**Given problem**
Print out each record below, unaltered and complete, without its images.

**Dataset records**
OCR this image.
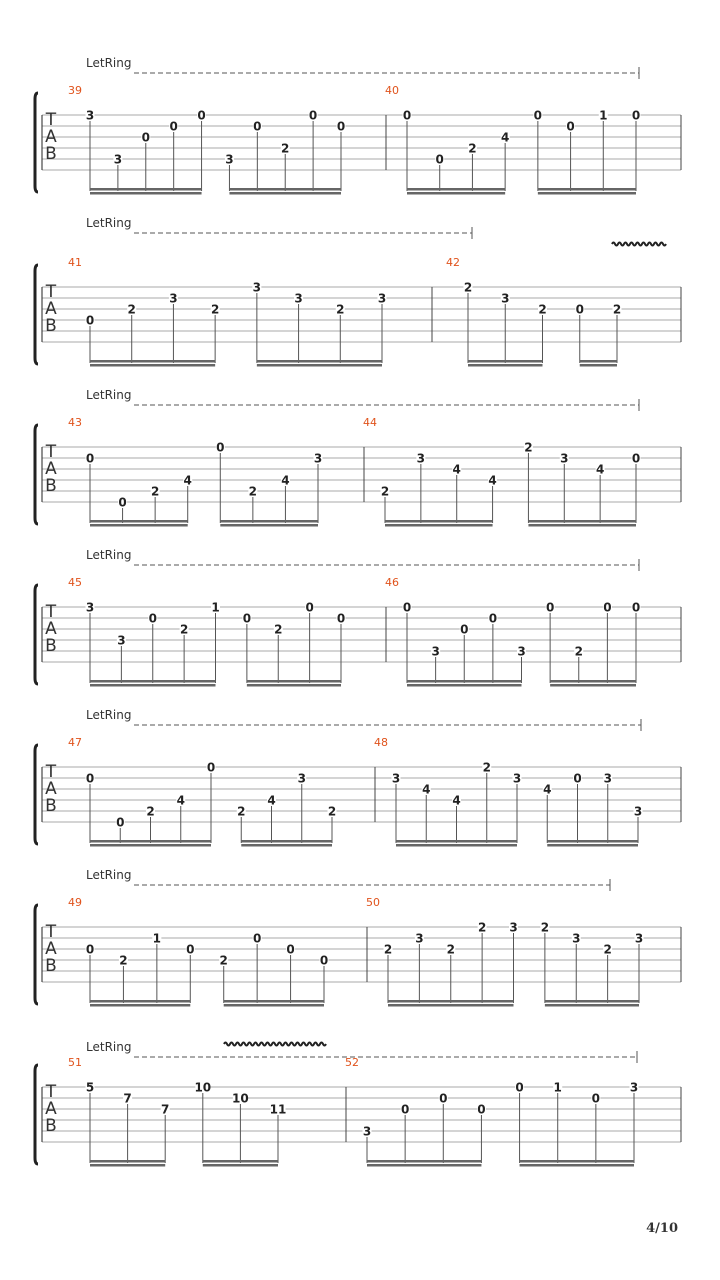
T
A
B
LetRing
39
3
3
0
0
0
3
0
2
0
0
40
0
0
2
4
0
0
1 0
T
A
B
LetRing
41
0
2
3
2
3
3
2
3
42
2
3
2 0 2
T
A
B
LetRing
43
0
0
2
4
0
2
4
3
44
2
3
4
4
2
3
4
0
T
A
B
LetRing
45
3
3
0
2
1
0
2
0
0
46
0
3
0
0
3
0
2
0 0
T
A
B
LetRing
47
0
0
2
4
0
2
4
3
2
48
3
4
4
2
3
4
0 3
3
T
A
B
LetRing
49
0
2
1
0
2
0
0
0
50
2
3
2
2 3 2
3
2
3
T
A
B
LetRing
51
5
7
7
10
10
11
52
3
0
0
0
0 1
0
3
4/10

**Result of this task**
OCR this image.
T
A
B
LetRing
39
3
3
0
0
0
3
0
2
0
0
40
0
0
2
4
0
0
1 0
T
A
B
LetRing
41
0
2
3
2
3
3
2
3
42
2
3
2 0 2
T
A
B
LetRing
43
0
0
2
4
0
2
4
3
44
2
3
4
4
2
3
4
0
T
A
B
LetRing
45
3
3
0
2
1
0
2
0
0
46
0
3
0
0
3
0
2
0 0
T
A
B
LetRing
47
0
0
2
4
0
2
4
3
2
48
3
4
4
2
3
4
0 3
3
T
A
B
LetRing
49
0
2
1
0
2
0
0
0
50
2
3
2
2 3 2
3
2
3
T
A
B
LetRing
51
5
7
7
10
10
11
52
3
0
0
0
0 1
0
3
4/10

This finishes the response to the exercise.